SUPPLIED MATERIAL:
□ □ □ □ □ □ □
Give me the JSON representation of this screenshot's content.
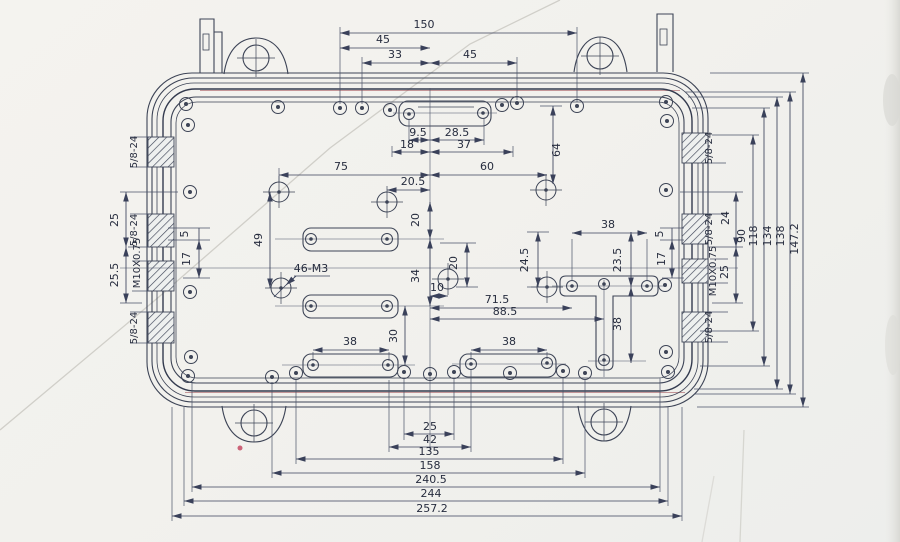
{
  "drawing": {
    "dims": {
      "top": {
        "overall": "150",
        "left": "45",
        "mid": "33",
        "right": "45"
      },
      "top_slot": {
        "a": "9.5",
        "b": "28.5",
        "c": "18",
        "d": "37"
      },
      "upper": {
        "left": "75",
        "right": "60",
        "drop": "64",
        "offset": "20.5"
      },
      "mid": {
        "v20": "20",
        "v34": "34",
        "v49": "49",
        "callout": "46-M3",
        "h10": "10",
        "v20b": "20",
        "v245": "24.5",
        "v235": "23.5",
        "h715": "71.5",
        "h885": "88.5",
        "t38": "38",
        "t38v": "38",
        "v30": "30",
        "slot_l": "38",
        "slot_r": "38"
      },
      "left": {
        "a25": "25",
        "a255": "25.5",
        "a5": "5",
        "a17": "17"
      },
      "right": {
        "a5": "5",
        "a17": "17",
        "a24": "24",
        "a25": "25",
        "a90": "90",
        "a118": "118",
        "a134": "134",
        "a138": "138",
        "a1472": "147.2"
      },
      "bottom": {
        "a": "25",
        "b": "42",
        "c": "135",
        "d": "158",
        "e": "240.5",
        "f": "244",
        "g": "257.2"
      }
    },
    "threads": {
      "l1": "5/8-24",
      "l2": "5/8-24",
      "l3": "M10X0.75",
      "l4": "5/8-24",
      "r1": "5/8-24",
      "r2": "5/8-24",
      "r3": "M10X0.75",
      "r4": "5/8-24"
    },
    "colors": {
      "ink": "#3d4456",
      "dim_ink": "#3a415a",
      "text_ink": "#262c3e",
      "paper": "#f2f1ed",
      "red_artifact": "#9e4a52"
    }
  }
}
□ □ □ □ □ □ □
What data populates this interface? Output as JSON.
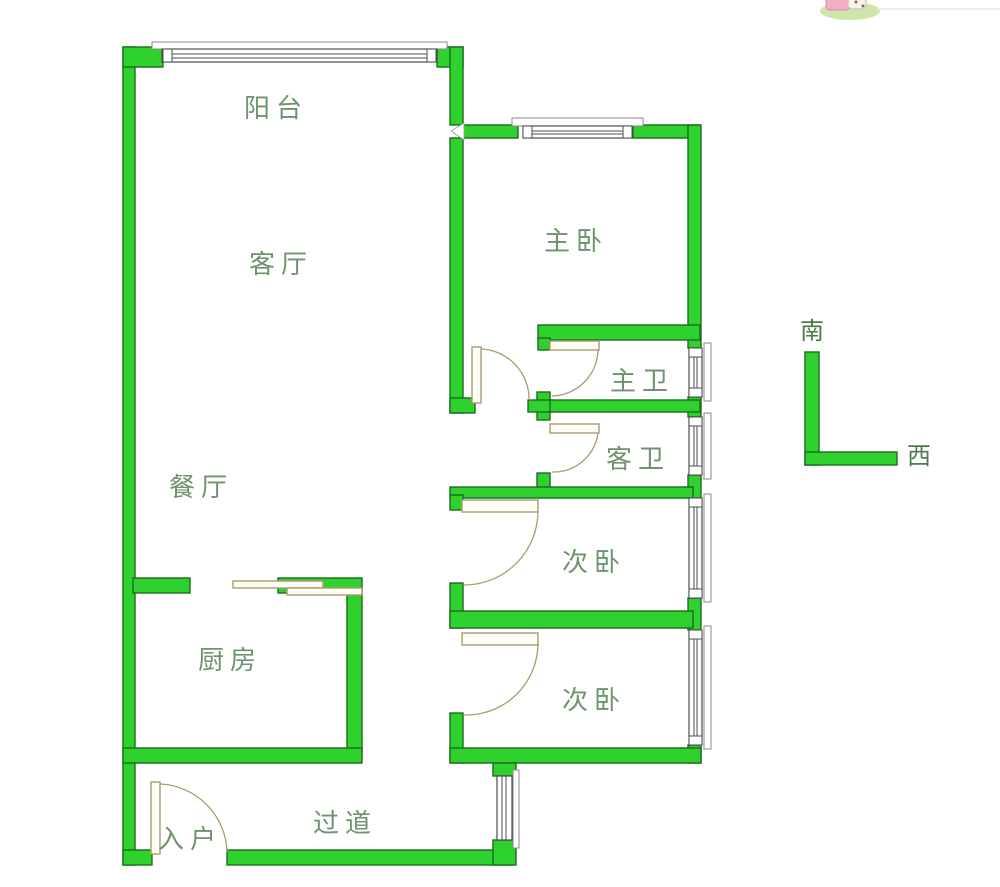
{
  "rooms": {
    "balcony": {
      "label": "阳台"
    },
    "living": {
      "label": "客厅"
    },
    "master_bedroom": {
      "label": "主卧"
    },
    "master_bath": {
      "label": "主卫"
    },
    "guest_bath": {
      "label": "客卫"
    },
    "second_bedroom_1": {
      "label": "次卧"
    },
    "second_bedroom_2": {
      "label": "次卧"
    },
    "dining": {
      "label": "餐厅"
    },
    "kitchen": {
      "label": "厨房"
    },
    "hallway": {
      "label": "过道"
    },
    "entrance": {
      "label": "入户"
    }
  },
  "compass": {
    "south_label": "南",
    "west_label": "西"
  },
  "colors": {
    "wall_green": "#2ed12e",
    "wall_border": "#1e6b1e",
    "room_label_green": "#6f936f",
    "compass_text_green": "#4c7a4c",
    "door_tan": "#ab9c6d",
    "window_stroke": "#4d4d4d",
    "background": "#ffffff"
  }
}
□ □ □ □ □ □ □
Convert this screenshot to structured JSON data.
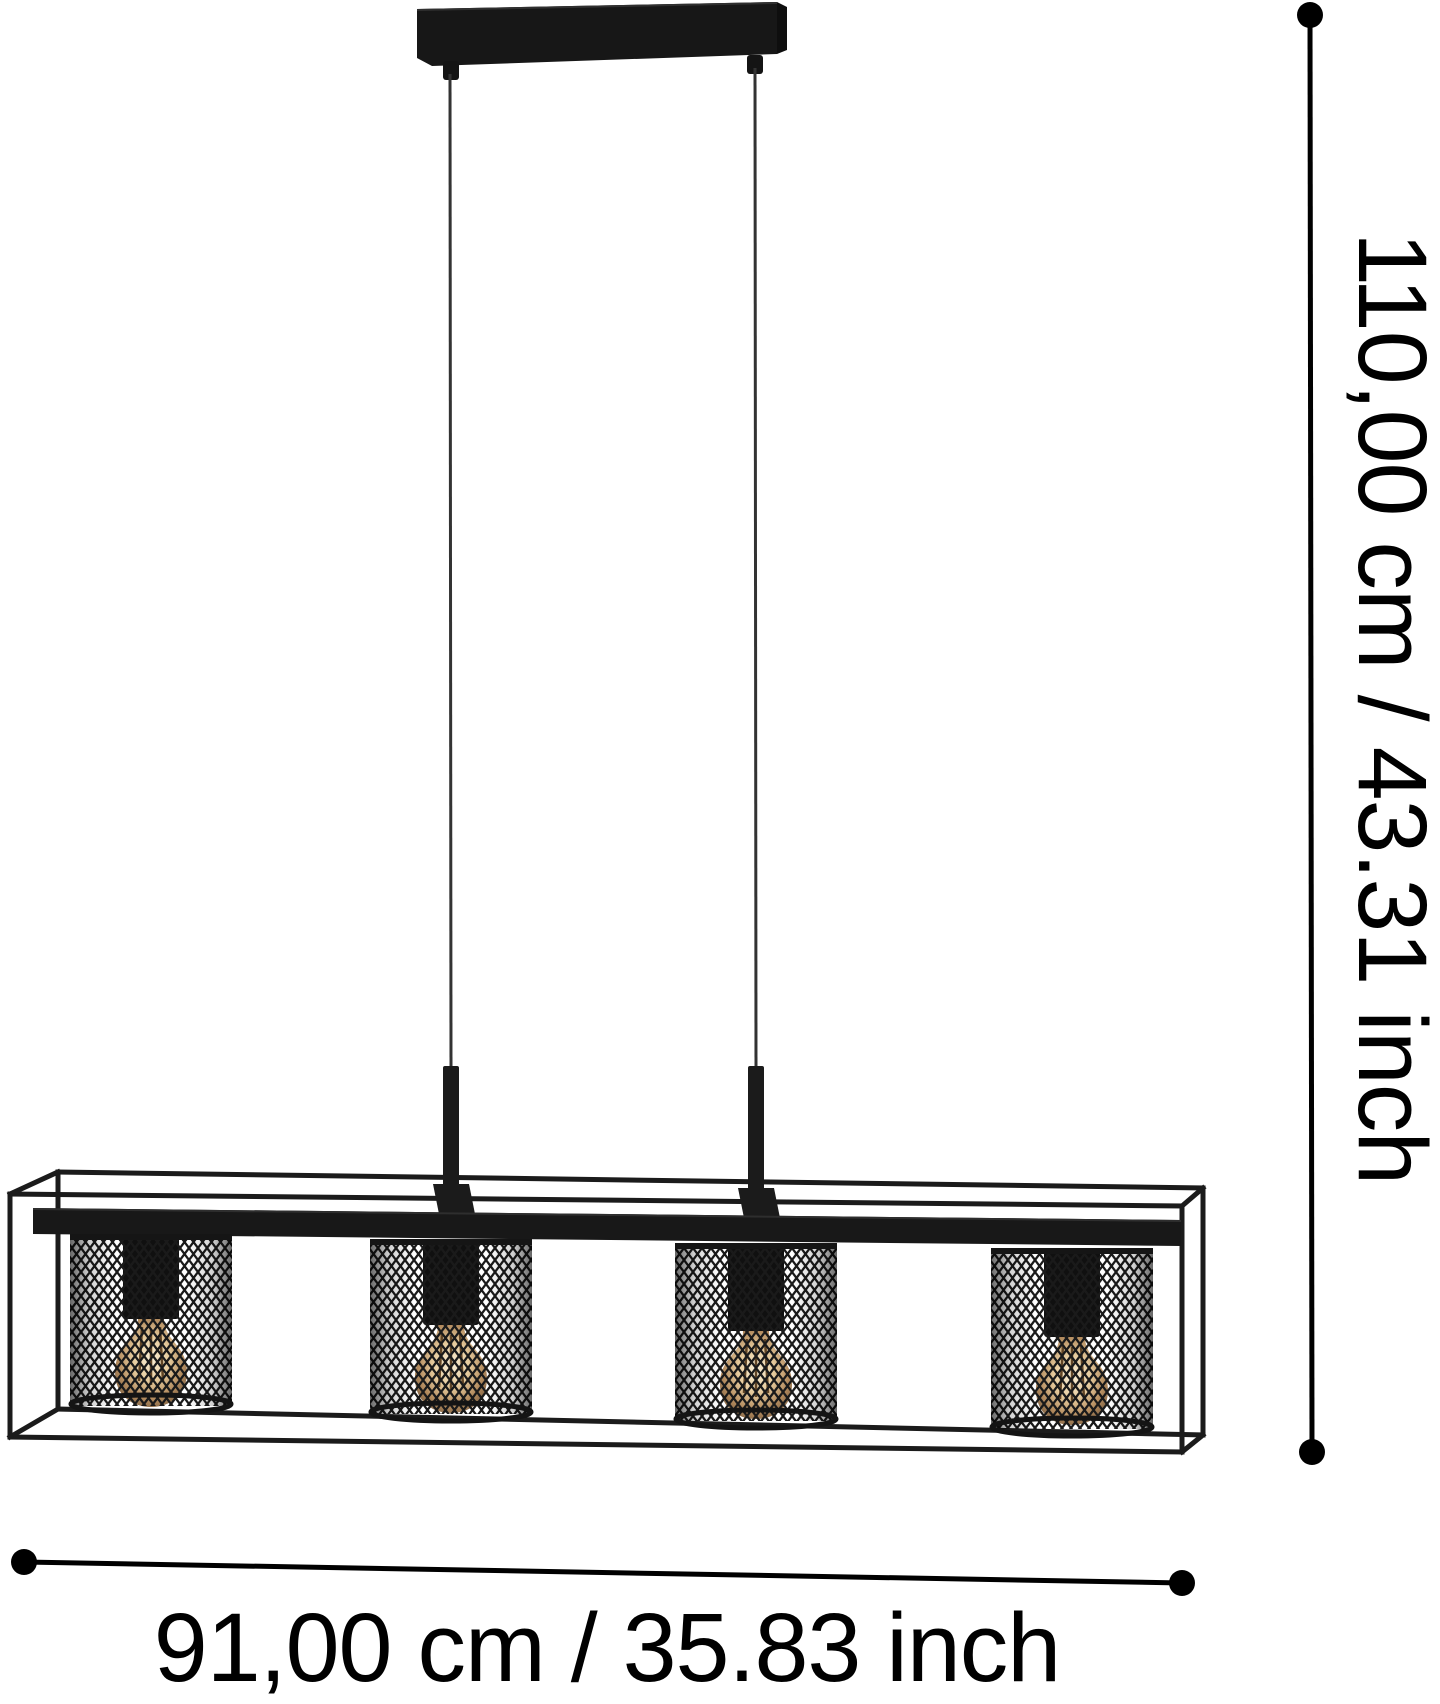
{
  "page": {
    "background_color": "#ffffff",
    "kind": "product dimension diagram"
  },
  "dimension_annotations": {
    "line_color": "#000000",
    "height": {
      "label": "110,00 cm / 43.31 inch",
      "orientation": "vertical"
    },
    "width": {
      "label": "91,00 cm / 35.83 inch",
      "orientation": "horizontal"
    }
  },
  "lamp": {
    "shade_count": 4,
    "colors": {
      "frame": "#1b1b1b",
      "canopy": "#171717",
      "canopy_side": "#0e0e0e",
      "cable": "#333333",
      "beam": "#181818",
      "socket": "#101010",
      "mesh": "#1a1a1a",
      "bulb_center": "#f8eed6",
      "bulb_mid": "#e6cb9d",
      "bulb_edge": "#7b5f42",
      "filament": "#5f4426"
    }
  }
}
□ □ □ □ □ □ □
EXERCISE AIM: Take every line from the data above that holds "orientation" and copy it out.

REPLY:
      "orientation": "vertical"
      "orientation": "horizontal"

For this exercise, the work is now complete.